GOAL ▸
Check each line of the records below for the word "squishes" and copy those where it appears.

Figure contents as structured data
· · ·

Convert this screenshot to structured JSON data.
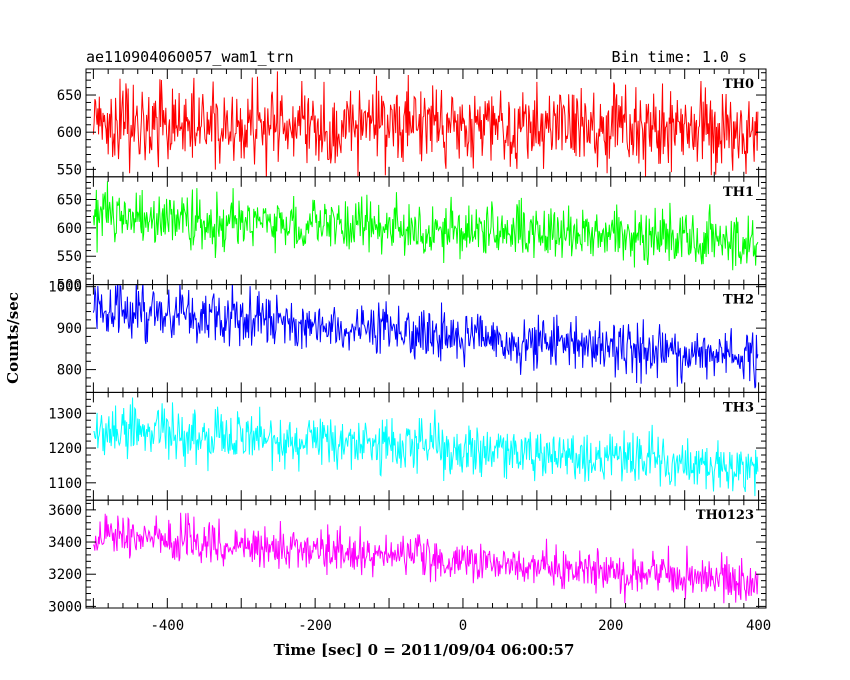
{
  "header": {
    "title": "ae110904060057_wam1_trn",
    "bin_time": "Bin time: 1.0 s"
  },
  "chart_data": {
    "type": "line",
    "xlabel": "Time [sec] 0 = 2011/09/04 06:00:57",
    "ylabel": "Counts/sec",
    "xlim": [
      -510,
      410
    ],
    "x_ticks": [
      -400,
      -200,
      0,
      200,
      400
    ],
    "x_start": -500,
    "x_end": 399,
    "x_step": 1,
    "panels": [
      {
        "name": "TH0",
        "color": "#ff0000",
        "ylim": [
          540,
          685
        ],
        "yticks": [
          550,
          600,
          650
        ],
        "mean_start": 612,
        "mean_end": 605,
        "noise": 26
      },
      {
        "name": "TH1",
        "color": "#00ff00",
        "ylim": [
          500,
          690
        ],
        "yticks": [
          500,
          550,
          600,
          650
        ],
        "mean_start": 620,
        "mean_end": 575,
        "noise": 25
      },
      {
        "name": "TH2",
        "color": "#0000ff",
        "ylim": [
          745,
          1005
        ],
        "yticks": [
          800,
          900,
          1000
        ],
        "mean_start": 950,
        "mean_end": 825,
        "noise": 32
      },
      {
        "name": "TH3",
        "color": "#00ffff",
        "ylim": [
          1050,
          1360
        ],
        "yticks": [
          1100,
          1200,
          1300
        ],
        "mean_start": 1255,
        "mean_end": 1145,
        "noise": 38
      },
      {
        "name": "TH0123",
        "color": "#ff00ff",
        "ylim": [
          2990,
          3660
        ],
        "yticks": [
          3000,
          3200,
          3400,
          3600
        ],
        "mean_start": 3450,
        "mean_end": 3150,
        "noise": 65
      }
    ]
  }
}
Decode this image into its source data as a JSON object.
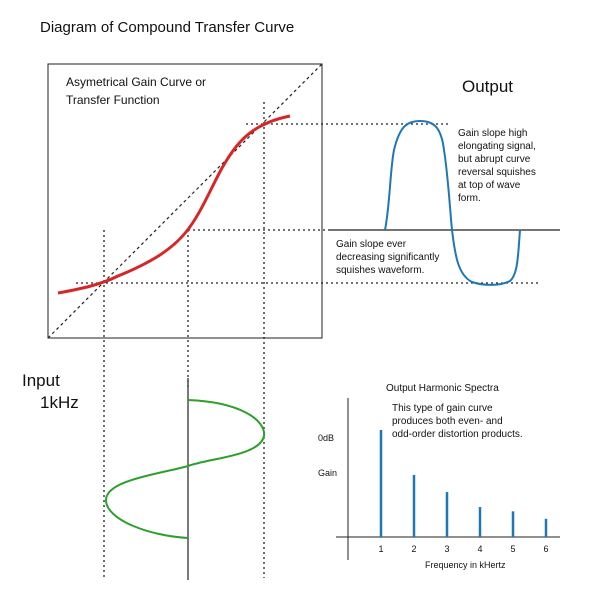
{
  "title": "Diagram of Compound Transfer Curve",
  "gain_curve_label": [
    "Asymetrical Gain Curve or",
    "Transfer Function"
  ],
  "output_label": "Output",
  "output_note_top": [
    "Gain slope high",
    "elongating signal,",
    "but abrupt  curve",
    "reversal squishes",
    "at top of wave",
    "form."
  ],
  "output_note_mid": [
    "Gain slope ever",
    "decreasing significantly",
    "squishes waveform."
  ],
  "input_label": [
    "Input",
    "1kHz"
  ],
  "spectra": {
    "title": "Output Harmonic Spectra",
    "note": [
      "This type of gain curve",
      "produces both even- and",
      "odd-order distortion products."
    ],
    "y_labels": [
      "0dB",
      "Gain"
    ],
    "xlabel": "Frequency in kHertz"
  },
  "colors": {
    "transfer_curve": "#d62728",
    "output_wave": "#1f77b4",
    "input_wave": "#2ca02c",
    "spectrum_bar": "#1f77b4",
    "frame": "#222222"
  },
  "chart_data": {
    "type": "bar",
    "title": "Output Harmonic Spectra",
    "xlabel": "Frequency in kHertz",
    "categories": [
      "1",
      "2",
      "3",
      "4",
      "5",
      "6"
    ],
    "values": [
      1.0,
      0.58,
      0.42,
      0.28,
      0.24,
      0.17
    ],
    "ylim": [
      0,
      1.1
    ]
  }
}
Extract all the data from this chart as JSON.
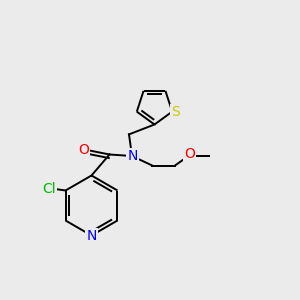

· · ·

COMPLETE RESPONSE ▸
    "reversal squishes",
    "squishes waveform."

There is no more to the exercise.